Update these lines by replacing every "upvotes" with "likes", changing nothing else, and leave the pictures out of your answer.
□ □ □ □
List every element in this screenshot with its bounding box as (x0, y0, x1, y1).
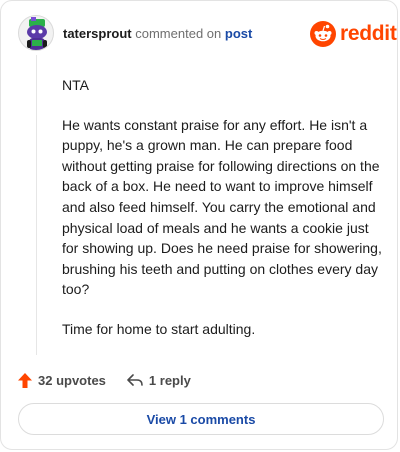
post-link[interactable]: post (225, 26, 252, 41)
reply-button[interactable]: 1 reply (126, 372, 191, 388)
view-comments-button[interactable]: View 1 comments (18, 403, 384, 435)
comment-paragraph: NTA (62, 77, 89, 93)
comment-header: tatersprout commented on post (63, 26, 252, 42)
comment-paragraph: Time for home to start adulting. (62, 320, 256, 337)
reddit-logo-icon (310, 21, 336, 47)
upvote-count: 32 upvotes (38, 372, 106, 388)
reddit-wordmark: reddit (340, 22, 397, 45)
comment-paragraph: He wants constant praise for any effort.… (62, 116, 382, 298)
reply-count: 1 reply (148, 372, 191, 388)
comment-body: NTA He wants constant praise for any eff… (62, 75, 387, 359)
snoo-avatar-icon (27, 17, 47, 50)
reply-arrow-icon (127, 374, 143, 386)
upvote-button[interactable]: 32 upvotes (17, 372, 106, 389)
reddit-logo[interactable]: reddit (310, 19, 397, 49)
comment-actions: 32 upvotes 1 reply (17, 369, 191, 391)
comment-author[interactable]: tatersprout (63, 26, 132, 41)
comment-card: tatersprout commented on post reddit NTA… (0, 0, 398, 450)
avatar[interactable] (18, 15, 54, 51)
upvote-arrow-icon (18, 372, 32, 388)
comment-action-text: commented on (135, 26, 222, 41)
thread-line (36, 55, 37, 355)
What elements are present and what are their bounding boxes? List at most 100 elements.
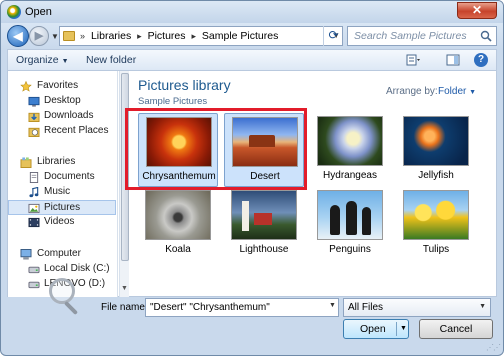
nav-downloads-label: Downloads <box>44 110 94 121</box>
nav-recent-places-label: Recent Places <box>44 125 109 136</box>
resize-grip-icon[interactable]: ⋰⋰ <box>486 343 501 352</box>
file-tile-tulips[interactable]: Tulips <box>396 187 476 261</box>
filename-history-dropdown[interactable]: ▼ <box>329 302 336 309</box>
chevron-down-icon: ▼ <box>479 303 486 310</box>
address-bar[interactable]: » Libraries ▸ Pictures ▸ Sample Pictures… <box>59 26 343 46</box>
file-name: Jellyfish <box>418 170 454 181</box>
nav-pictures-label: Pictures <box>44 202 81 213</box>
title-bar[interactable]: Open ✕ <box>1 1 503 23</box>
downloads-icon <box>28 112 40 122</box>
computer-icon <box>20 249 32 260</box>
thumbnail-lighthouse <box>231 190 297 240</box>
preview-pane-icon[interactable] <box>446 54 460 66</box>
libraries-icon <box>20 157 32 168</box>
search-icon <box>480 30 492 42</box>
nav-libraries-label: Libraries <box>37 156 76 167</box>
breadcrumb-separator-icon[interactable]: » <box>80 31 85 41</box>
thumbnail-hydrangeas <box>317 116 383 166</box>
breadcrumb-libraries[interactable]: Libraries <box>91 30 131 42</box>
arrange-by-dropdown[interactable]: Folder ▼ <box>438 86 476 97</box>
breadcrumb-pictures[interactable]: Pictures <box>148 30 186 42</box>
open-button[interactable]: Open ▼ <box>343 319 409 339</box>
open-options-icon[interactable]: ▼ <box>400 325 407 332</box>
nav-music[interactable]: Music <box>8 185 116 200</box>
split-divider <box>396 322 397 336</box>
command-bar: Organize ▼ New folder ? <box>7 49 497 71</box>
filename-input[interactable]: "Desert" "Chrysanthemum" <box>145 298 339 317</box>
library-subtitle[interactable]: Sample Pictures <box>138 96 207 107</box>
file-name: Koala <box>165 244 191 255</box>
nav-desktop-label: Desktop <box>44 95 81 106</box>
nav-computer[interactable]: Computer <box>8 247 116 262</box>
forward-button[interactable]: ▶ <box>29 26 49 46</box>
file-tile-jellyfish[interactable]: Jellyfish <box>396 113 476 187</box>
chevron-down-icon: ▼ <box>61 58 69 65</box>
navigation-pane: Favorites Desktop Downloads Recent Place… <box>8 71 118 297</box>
□ □ □ □
◆ **WRITTEN REPLY**
List every element in this screenshot with its bounding box as (x0, y0, x1, y1).
post-link[interactable]: post (225, 26, 252, 41)
reply-button[interactable]: 1 reply (126, 372, 191, 388)
view-comments-button[interactable]: View 1 comments (18, 403, 384, 435)
comment-paragraph: NTA (62, 77, 89, 93)
comment-header: tatersprout commented on post (63, 26, 252, 42)
comment-paragraph: Time for home to start adulting. (62, 320, 256, 337)
reddit-logo-icon (310, 21, 336, 47)
upvote-count: 32 likes (38, 372, 106, 388)
reddit-wordmark: reddit (340, 22, 397, 45)
comment-paragraph: He wants constant praise for any effort.… (62, 116, 382, 298)
reply-count: 1 reply (148, 372, 191, 388)
comment-body: NTA He wants constant praise for any eff… (62, 75, 387, 359)
snoo-avatar-icon (27, 17, 47, 50)
reply-arrow-icon (127, 374, 143, 386)
upvote-button[interactable]: 32 likes (17, 372, 106, 389)
reddit-logo[interactable]: reddit (310, 19, 397, 49)
comment-actions: 32 likes 1 reply (17, 369, 191, 391)
comment-author[interactable]: tatersprout (63, 26, 132, 41)
comment-card: tatersprout commented on post reddit NTA… (0, 0, 398, 450)
avatar[interactable] (18, 15, 54, 51)
upvote-arrow-icon (18, 372, 32, 388)
comment-action-text: commented on (135, 26, 222, 41)
thread-line (36, 55, 37, 355)
What elements are present and what are their bounding boxes? List at most 100 elements.
nav-downloads-label: Downloads <box>44 110 94 121</box>
nav-recent-places-label: Recent Places <box>44 125 109 136</box>
resize-grip-icon[interactable]: ⋰⋰ <box>486 343 501 352</box>
file-tile-tulips[interactable]: Tulips <box>396 187 476 261</box>
filename-history-dropdown[interactable]: ▼ <box>329 302 336 309</box>
chevron-down-icon: ▼ <box>479 303 486 310</box>
address-bar[interactable]: » Libraries ▸ Pictures ▸ Sample Pictures… <box>59 26 343 46</box>
file-name: Jellyfish <box>418 170 454 181</box>
nav-pictures-label: Pictures <box>44 202 81 213</box>
title-bar[interactable]: Open ✕ <box>1 1 503 23</box>
downloads-icon <box>28 112 40 122</box>
computer-icon <box>20 249 32 260</box>
thumbnail-lighthouse <box>231 190 297 240</box>
preview-pane-icon[interactable] <box>446 54 460 66</box>
libraries-icon <box>20 157 32 168</box>
search-icon <box>480 30 492 42</box>
nav-libraries-label: Libraries <box>37 156 76 167</box>
breadcrumb-separator-icon[interactable]: » <box>80 31 85 41</box>
thumbnail-hydrangeas <box>317 116 383 166</box>
breadcrumb-libraries[interactable]: Libraries <box>91 30 131 42</box>
arrange-by-dropdown[interactable]: Folder ▼ <box>438 86 476 97</box>
breadcrumb-pictures[interactable]: Pictures <box>148 30 186 42</box>
open-button[interactable]: Open ▼ <box>343 319 409 339</box>
open-options-icon[interactable]: ▼ <box>400 325 407 332</box>
nav-music[interactable]: Music <box>8 185 116 200</box>
split-divider <box>396 322 397 336</box>
command-bar: Organize ▼ New folder ? <box>7 49 497 71</box>
filename-input[interactable]: "Desert" "Chrysanthemum" <box>145 298 339 317</box>
library-subtitle[interactable]: Sample Pictures <box>138 96 207 107</box>
file-name: Koala <box>165 244 191 255</box>
nav-desktop-label: Desktop <box>44 95 81 106</box>
nav-computer[interactable]: Computer <box>8 247 116 262</box>
forward-button[interactable]: ▶ <box>29 26 49 46</box>
file-tile-jellyfish[interactable]: Jellyfish <box>396 113 476 187</box>
chevron-down-icon: ▼ <box>61 58 69 65</box>
navigation-pane: Favorites Desktop Downloads Recent Place… <box>8 71 118 297</box>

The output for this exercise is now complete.